Azioni richieste:
A. Modifica il passo del testo selezionato a partire da "L'insieme dei valori" e fino a "delle ideologie totalitarie.", mettendo "arroganti" al posto di "aggressivi".
B. Secondo il testo selezionato, dove avevano trovato gradito riparo molti dei reduci del '68?

L'insieme dei valori della democrazia liberale diventa in questo modo un assemblaggio di piccoli assoluti, aggressivi, intolleranti come i grandi assoluti delle ideologie totalitarie.



Tutto ha avuto inizio negli ultimi 30 anni dello scorso secolo. In quegli anni si sono avuti prima il riflusso e la crisi del “movimento del 68”, poi quell'evento davvero epocale che è stato il crollo del comunismo. Quel crollo e quella crisi hanno lasciato privi di prospettive e punti di riferimento decine, forse centinaia di migliaia di nostalgici dell'assoluto. Il rovesciamento della storia, il passaggio dal regno della necessità a quello della libertà era svanito nel nulla, restava solo l'anelito all'assolutamente altro, alla società perfetta da realizzare nel mondo, possibilmente qui ed ora. Non bisognava perdere le speranze, rinunciare all'assoluto. Ma le grandi ideologie erano ormai in pezzi, e solo pochi fanatici, molto poco intelligenti, potevano ancora arroccarsi in loro difesa. Moltissimi hanno risposto a questa crisi conferendo, quasi inconsciamente, dimensione assoluta a spezzoni di ideologie in crisi. Si sono combinati fra loro un residuo di sempre maldigerito marxismo, il nuovo radicalismo femminista, la nascente ideologia gender, molto radicalismo ecologico e grandi dosi di di terzomondismo pauperista. Si è condito il tutto con un bel po' di relativismo, una buona manciata di valori liberaldemocratici ideologicamente modificati, una punta di antisemitismo, uno stuolo di sentimenti lacrimevoli e, soprattutto, con quel sentimento fra noi assai diffuso  che è l'antipatia fortissima che tanti occidentali provano per la loro  civiltà, ed è nata l'ideologia politicamente corretta. Una ideologia di desolante povertà teorica, priva della compattezza, della profondità ed anche di quella cupa grandezza che ha caratterizzato le grandi ideologie del secolo ventesimo, ma capace di fornire consolazioni allo stuolo dei reduci del '68, molti dei quali avevano trovato gradito riparo nelle aule universitarie, nelle redazioni di quotidiani e nelle direzioni di vari TG.

Righe del dataset:
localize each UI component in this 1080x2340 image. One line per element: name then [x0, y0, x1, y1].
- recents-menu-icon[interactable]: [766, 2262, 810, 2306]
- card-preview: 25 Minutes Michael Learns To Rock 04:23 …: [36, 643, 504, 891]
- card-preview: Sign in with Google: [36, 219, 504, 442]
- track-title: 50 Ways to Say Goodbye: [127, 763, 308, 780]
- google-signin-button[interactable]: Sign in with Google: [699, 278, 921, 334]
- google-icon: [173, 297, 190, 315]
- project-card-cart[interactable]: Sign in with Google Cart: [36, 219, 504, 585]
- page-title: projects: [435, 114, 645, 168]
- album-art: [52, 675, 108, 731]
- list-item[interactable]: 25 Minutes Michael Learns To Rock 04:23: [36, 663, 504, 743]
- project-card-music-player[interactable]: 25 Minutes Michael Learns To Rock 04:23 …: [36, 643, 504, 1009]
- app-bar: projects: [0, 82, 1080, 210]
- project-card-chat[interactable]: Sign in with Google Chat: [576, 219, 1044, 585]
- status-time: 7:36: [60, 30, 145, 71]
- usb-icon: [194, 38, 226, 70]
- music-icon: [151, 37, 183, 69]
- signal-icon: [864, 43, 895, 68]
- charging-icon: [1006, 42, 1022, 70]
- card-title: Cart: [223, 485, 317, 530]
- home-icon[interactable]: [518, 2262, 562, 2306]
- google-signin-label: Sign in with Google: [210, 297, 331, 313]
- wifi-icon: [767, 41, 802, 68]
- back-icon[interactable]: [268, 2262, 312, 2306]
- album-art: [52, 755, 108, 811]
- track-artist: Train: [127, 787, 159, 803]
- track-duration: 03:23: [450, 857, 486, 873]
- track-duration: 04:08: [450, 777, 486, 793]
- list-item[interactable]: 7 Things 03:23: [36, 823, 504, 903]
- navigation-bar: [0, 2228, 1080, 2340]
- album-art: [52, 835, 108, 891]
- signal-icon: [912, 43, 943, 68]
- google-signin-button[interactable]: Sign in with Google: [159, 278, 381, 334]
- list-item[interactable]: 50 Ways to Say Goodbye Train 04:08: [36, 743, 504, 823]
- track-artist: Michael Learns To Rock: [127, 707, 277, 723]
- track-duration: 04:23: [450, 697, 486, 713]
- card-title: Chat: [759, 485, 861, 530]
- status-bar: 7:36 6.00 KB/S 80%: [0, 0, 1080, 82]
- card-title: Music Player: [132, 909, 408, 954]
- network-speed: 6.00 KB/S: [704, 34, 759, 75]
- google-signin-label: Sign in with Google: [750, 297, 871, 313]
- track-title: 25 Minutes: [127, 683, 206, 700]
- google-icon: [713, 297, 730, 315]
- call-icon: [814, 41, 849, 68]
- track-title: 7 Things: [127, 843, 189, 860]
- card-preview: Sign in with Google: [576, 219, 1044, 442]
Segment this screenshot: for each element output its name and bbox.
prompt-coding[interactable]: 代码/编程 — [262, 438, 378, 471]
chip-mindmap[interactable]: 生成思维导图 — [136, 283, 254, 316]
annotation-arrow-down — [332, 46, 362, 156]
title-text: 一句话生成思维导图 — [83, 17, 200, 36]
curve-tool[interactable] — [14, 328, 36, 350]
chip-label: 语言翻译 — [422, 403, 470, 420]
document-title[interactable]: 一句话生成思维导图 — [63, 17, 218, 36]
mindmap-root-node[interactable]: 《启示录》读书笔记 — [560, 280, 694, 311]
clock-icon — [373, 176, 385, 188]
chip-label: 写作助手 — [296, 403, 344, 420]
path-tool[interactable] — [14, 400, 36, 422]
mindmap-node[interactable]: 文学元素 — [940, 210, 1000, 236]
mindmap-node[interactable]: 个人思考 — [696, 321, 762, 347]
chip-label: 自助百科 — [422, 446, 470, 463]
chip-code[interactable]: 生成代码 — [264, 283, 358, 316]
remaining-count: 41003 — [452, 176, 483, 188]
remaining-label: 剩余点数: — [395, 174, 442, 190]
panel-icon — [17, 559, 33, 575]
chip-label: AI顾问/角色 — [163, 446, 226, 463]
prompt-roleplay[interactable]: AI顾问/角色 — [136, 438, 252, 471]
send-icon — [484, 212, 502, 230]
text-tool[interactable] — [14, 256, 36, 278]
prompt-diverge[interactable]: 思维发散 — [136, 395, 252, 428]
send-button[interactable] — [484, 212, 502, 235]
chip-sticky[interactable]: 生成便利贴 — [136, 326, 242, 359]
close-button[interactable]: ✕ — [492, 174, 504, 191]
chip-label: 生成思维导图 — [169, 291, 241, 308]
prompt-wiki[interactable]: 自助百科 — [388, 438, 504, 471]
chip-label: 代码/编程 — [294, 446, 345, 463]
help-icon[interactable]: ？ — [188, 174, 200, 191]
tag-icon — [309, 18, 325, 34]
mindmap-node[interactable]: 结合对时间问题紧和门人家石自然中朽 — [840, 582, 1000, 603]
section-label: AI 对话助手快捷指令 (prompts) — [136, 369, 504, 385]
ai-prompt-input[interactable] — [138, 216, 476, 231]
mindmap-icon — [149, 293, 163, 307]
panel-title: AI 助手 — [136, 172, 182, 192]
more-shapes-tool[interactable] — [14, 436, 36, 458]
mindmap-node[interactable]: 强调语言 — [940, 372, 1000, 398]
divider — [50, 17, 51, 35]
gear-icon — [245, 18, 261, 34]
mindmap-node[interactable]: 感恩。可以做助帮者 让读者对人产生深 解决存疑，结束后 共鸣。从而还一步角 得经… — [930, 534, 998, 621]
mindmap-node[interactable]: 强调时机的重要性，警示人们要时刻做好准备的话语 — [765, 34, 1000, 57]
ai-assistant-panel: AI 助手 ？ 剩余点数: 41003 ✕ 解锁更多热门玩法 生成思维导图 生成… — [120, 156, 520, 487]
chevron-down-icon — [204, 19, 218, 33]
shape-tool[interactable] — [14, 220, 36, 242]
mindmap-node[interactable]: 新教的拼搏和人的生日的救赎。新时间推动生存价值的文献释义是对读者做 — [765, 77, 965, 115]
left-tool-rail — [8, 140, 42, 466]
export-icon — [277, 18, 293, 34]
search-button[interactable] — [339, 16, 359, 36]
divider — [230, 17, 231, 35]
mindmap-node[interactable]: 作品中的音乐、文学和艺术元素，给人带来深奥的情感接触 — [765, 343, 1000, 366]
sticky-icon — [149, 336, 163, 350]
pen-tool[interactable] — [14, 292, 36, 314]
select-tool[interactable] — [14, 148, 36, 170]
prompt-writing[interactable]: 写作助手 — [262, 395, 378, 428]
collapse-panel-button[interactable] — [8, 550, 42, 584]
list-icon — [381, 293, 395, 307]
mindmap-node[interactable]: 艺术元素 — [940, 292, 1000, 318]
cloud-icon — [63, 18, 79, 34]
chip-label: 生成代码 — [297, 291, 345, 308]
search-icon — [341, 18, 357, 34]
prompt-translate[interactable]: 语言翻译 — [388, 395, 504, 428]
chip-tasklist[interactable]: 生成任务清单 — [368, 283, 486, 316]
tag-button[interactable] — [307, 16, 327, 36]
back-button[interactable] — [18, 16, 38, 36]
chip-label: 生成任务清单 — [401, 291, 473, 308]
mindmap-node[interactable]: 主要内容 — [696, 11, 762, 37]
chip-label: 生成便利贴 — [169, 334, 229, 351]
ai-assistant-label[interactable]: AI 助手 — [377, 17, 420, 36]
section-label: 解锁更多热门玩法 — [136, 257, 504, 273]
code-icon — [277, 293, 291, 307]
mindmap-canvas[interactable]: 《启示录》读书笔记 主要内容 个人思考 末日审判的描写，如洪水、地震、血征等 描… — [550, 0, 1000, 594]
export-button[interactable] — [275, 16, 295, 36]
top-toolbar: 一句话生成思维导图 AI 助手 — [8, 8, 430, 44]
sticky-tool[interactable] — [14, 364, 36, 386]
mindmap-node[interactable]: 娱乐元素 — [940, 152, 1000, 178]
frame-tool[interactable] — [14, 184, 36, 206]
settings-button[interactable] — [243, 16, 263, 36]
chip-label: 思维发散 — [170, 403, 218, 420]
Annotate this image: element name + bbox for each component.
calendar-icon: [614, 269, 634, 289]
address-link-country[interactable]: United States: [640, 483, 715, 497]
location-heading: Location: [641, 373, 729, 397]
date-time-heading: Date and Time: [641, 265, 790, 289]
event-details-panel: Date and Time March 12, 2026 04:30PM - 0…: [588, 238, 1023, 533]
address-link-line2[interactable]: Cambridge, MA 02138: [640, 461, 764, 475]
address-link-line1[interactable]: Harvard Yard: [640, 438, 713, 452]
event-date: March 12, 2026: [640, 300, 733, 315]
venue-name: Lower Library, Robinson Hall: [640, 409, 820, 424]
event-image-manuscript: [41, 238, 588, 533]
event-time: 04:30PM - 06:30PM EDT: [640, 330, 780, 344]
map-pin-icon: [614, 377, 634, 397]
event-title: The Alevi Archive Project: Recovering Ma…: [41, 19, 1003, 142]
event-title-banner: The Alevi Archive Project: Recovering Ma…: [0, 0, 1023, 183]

Risposte ai compiti:
A.
L'insieme dei valori della democrazia liberale diventa in questo modo un assemblaggio di piccoli assoluti, arroganti, intolleranti come i grandi assoluti delle ideologie totalitarie.

B. Nelle aule universitarie, nelle redazioni di quotidiani e nelle direzioni di vari TG.